To be done. Transcribe the material below exactly as it appears.

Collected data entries
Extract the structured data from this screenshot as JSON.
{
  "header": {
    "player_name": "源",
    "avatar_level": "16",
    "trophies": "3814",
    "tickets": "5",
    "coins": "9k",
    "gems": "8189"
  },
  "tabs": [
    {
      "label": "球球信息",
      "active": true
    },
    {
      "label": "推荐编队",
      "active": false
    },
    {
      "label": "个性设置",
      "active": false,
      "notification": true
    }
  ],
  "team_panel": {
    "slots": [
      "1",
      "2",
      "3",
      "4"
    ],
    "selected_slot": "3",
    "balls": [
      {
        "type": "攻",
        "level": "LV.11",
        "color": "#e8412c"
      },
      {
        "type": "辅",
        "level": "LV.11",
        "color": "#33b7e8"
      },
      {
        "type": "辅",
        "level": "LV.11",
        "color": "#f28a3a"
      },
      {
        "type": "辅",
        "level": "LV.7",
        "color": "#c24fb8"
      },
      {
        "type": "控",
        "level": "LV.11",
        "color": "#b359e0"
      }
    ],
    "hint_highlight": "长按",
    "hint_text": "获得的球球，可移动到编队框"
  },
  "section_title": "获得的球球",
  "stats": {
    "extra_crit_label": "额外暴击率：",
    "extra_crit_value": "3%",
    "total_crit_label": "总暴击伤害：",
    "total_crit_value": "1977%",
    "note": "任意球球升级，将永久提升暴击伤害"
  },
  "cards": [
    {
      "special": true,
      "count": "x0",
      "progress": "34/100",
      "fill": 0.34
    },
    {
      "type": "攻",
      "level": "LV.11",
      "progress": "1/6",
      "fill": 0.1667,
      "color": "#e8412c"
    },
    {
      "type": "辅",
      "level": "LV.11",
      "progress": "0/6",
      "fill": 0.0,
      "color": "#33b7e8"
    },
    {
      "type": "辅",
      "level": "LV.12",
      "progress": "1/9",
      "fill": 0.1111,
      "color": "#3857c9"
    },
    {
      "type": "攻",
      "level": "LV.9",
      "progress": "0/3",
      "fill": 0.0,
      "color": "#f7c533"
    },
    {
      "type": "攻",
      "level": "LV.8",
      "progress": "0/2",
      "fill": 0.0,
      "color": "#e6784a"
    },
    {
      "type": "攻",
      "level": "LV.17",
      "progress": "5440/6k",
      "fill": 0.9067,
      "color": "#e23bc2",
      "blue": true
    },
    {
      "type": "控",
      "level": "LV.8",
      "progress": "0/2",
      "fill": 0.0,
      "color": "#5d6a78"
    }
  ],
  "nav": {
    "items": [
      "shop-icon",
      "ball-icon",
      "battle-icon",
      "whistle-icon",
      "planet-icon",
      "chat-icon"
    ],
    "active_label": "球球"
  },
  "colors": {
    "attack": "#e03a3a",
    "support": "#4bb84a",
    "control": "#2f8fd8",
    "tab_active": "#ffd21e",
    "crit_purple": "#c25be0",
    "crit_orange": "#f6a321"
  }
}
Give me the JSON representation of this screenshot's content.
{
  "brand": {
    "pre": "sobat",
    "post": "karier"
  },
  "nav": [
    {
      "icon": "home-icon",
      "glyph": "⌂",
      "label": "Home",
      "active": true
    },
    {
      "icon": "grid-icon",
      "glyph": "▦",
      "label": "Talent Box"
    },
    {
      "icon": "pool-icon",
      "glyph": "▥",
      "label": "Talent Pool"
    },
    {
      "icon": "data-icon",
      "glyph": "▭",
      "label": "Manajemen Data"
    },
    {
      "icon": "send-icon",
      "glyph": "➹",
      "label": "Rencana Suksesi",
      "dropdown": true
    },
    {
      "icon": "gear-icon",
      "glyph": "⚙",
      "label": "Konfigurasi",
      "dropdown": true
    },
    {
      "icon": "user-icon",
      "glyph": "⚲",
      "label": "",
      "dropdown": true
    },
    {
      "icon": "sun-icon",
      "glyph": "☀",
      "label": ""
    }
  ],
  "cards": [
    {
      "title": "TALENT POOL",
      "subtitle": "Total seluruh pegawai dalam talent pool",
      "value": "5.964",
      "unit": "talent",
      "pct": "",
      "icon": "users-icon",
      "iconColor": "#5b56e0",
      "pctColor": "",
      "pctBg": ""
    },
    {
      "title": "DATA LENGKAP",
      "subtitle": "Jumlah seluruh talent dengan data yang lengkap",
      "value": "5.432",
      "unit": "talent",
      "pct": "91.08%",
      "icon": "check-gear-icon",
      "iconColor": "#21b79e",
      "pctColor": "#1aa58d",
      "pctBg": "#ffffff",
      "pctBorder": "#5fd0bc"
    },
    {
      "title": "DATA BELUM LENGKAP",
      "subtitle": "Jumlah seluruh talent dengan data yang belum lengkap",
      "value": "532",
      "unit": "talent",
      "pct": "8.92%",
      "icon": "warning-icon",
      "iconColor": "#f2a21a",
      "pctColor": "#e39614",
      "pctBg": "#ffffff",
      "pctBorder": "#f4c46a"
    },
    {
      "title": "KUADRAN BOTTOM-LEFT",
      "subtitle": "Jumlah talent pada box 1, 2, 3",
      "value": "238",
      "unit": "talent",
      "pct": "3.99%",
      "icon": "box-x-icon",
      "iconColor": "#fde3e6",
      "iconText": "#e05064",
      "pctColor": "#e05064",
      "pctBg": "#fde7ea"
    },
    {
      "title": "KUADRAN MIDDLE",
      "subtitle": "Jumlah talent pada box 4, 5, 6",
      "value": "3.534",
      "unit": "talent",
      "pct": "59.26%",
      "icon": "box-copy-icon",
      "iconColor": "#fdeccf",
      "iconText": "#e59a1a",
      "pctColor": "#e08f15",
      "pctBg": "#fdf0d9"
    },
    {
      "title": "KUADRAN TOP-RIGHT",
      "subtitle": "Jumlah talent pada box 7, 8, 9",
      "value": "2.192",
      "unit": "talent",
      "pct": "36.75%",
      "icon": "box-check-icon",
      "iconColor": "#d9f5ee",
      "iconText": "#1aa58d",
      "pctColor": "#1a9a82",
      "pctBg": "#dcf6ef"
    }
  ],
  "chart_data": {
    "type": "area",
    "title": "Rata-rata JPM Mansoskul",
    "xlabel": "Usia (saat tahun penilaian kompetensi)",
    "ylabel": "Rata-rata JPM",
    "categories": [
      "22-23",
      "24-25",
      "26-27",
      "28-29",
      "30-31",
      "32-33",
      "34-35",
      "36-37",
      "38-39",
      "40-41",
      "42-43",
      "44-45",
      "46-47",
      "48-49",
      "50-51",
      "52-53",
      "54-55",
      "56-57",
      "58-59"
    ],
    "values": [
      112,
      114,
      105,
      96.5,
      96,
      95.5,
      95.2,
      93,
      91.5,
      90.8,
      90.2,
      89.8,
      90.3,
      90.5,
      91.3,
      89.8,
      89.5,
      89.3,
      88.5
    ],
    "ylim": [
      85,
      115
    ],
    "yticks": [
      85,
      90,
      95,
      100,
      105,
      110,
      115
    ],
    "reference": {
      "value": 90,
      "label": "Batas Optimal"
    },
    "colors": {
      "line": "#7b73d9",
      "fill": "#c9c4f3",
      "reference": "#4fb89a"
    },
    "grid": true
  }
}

Exercise solution.
Extract the structured data from this screenshot as JSON.
{
  "header": {
    "player_name": "源",
    "avatar_level": "16",
    "trophies": "3814",
    "tickets": "5",
    "coins": "9k",
    "gems": "8189"
  },
  "tabs": [
    {
      "label": "球球信息",
      "active": true
    },
    {
      "label": "推荐编队",
      "active": false
    },
    {
      "label": "个性设置",
      "active": false,
      "notification": true
    }
  ],
  "team_panel": {
    "slots": [
      "1",
      "2",
      "3",
      "4"
    ],
    "selected_slot": "3",
    "balls": [
      {
        "type": "攻",
        "level": "LV.11",
        "color": "#e8412c"
      },
      {
        "type": "辅",
        "level": "LV.11",
        "color": "#33b7e8"
      },
      {
        "type": "辅",
        "level": "LV.11",
        "color": "#f28a3a"
      },
      {
        "type": "辅",
        "level": "LV.7",
        "color": "#c24fb8"
      },
      {
        "type": "控",
        "level": "LV.11",
        "color": "#b359e0"
      }
    ],
    "hint_highlight": "长按",
    "hint_text": "获得的球球，可移动到编队框"
  },
  "section_title": "获得的球球",
  "stats": {
    "extra_crit_label": "额外暴击率：",
    "extra_crit_value": "3%",
    "total_crit_label": "总暴击伤害：",
    "total_crit_value": "1977%",
    "note": "任意球球升级，将永久提升暴击伤害"
  },
  "cards": [
    {
      "special": true,
      "count": "x0",
      "progress": "34/100",
      "fill": 0.34
    },
    {
      "type": "攻",
      "level": "LV.11",
      "progress": "1/6",
      "fill": 0.1667,
      "color": "#e8412c"
    },
    {
      "type": "辅",
      "level": "LV.11",
      "progress": "0/6",
      "fill": 0.0,
      "color": "#33b7e8"
    },
    {
      "type": "辅",
      "level": "LV.12",
      "progress": "1/9",
      "fill": 0.1111,
      "color": "#3857c9"
    },
    {
      "type": "攻",
      "level": "LV.9",
      "progress": "0/3",
      "fill": 0.0,
      "color": "#f7c533"
    },
    {
      "type": "攻",
      "level": "LV.8",
      "progress": "0/2",
      "fill": 0.0,
      "color": "#e6784a"
    },
    {
      "type": "攻",
      "level": "LV.17",
      "progress": "5440/6k",
      "fill": 0.9067,
      "color": "#e23bc2",
      "blue": true
    },
    {
      "type": "控",
      "level": "LV.8",
      "progress": "0/2",
      "fill": 0.0,
      "color": "#5d6a78"
    }
  ],
  "nav": {
    "items": [
      "shop-icon",
      "ball-icon",
      "battle-icon",
      "whistle-icon",
      "planet-icon",
      "chat-icon"
    ],
    "active_label": "球球"
  },
  "colors": {
    "attack": "#e03a3a",
    "support": "#4bb84a",
    "control": "#2f8fd8",
    "tab_active": "#ffd21e",
    "crit_purple": "#c25be0",
    "crit_orange": "#f6a321"
  }
}
Give me the JSON representation of this screenshot's content.
{
  "brand": {
    "pre": "sobat",
    "post": "karier"
  },
  "nav": [
    {
      "icon": "home-icon",
      "glyph": "⌂",
      "label": "Home",
      "active": true
    },
    {
      "icon": "grid-icon",
      "glyph": "▦",
      "label": "Talent Box"
    },
    {
      "icon": "pool-icon",
      "glyph": "▥",
      "label": "Talent Pool"
    },
    {
      "icon": "data-icon",
      "glyph": "▭",
      "label": "Manajemen Data"
    },
    {
      "icon": "send-icon",
      "glyph": "➹",
      "label": "Rencana Suksesi",
      "dropdown": true
    },
    {
      "icon": "gear-icon",
      "glyph": "⚙",
      "label": "Konfigurasi",
      "dropdown": true
    },
    {
      "icon": "user-icon",
      "glyph": "⚲",
      "label": "",
      "dropdown": true
    },
    {
      "icon": "sun-icon",
      "glyph": "☀",
      "label": ""
    }
  ],
  "cards": [
    {
      "title": "TALENT POOL",
      "subtitle": "Total seluruh pegawai dalam talent pool",
      "value": "5.964",
      "unit": "talent",
      "pct": "",
      "icon": "users-icon",
      "iconColor": "#5b56e0",
      "pctColor": "",
      "pctBg": ""
    },
    {
      "title": "DATA LENGKAP",
      "subtitle": "Jumlah seluruh talent dengan data yang lengkap",
      "value": "5.432",
      "unit": "talent",
      "pct": "91.08%",
      "icon": "check-gear-icon",
      "iconColor": "#21b79e",
      "pctColor": "#1aa58d",
      "pctBg": "#ffffff",
      "pctBorder": "#5fd0bc"
    },
    {
      "title": "DATA BELUM LENGKAP",
      "subtitle": "Jumlah seluruh talent dengan data yang belum lengkap",
      "value": "532",
      "unit": "talent",
      "pct": "8.92%",
      "icon": "warning-icon",
      "iconColor": "#f2a21a",
      "pctColor": "#e39614",
      "pctBg": "#ffffff",
      "pctBorder": "#f4c46a"
    },
    {
      "title": "KUADRAN BOTTOM-LEFT",
      "subtitle": "Jumlah talent pada box 1, 2, 3",
      "value": "238",
      "unit": "talent",
      "pct": "3.99%",
      "icon": "box-x-icon",
      "iconColor": "#fde3e6",
      "iconText": "#e05064",
      "pctColor": "#e05064",
      "pctBg": "#fde7ea"
    },
    {
      "title": "KUADRAN MIDDLE",
      "subtitle": "Jumlah talent pada box 4, 5, 6",
      "value": "3.534",
      "unit": "talent",
      "pct": "59.26%",
      "icon": "box-copy-icon",
      "iconColor": "#fdeccf",
      "iconText": "#e59a1a",
      "pctColor": "#e08f15",
      "pctBg": "#fdf0d9"
    },
    {
      "title": "KUADRAN TOP-RIGHT",
      "subtitle": "Jumlah talent pada box 7, 8, 9",
      "value": "2.192",
      "unit": "talent",
      "pct": "36.75%",
      "icon": "box-check-icon",
      "iconColor": "#d9f5ee",
      "iconText": "#1aa58d",
      "pctColor": "#1a9a82",
      "pctBg": "#dcf6ef"
    }
  ],
  "chart_data": {
    "type": "area",
    "title": "Rata-rata JPM Mansoskul",
    "xlabel": "Usia (saat tahun penilaian kompetensi)",
    "ylabel": "Rata-rata JPM",
    "categories": [
      "22-23",
      "24-25",
      "26-27",
      "28-29",
      "30-31",
      "32-33",
      "34-35",
      "36-37",
      "38-39",
      "40-41",
      "42-43",
      "44-45",
      "46-47",
      "48-49",
      "50-51",
      "52-53",
      "54-55",
      "56-57",
      "58-59"
    ],
    "values": [
      112,
      114,
      105,
      96.5,
      96,
      95.5,
      95.2,
      93,
      91.5,
      90.8,
      90.2,
      89.8,
      90.3,
      90.5,
      91.3,
      89.8,
      89.5,
      89.3,
      88.5
    ],
    "ylim": [
      85,
      115
    ],
    "yticks": [
      85,
      90,
      95,
      100,
      105,
      110,
      115
    ],
    "reference": {
      "value": 90,
      "label": "Batas Optimal"
    },
    "colors": {
      "line": "#7b73d9",
      "fill": "#c9c4f3",
      "reference": "#4fb89a"
    },
    "grid": true
  }
}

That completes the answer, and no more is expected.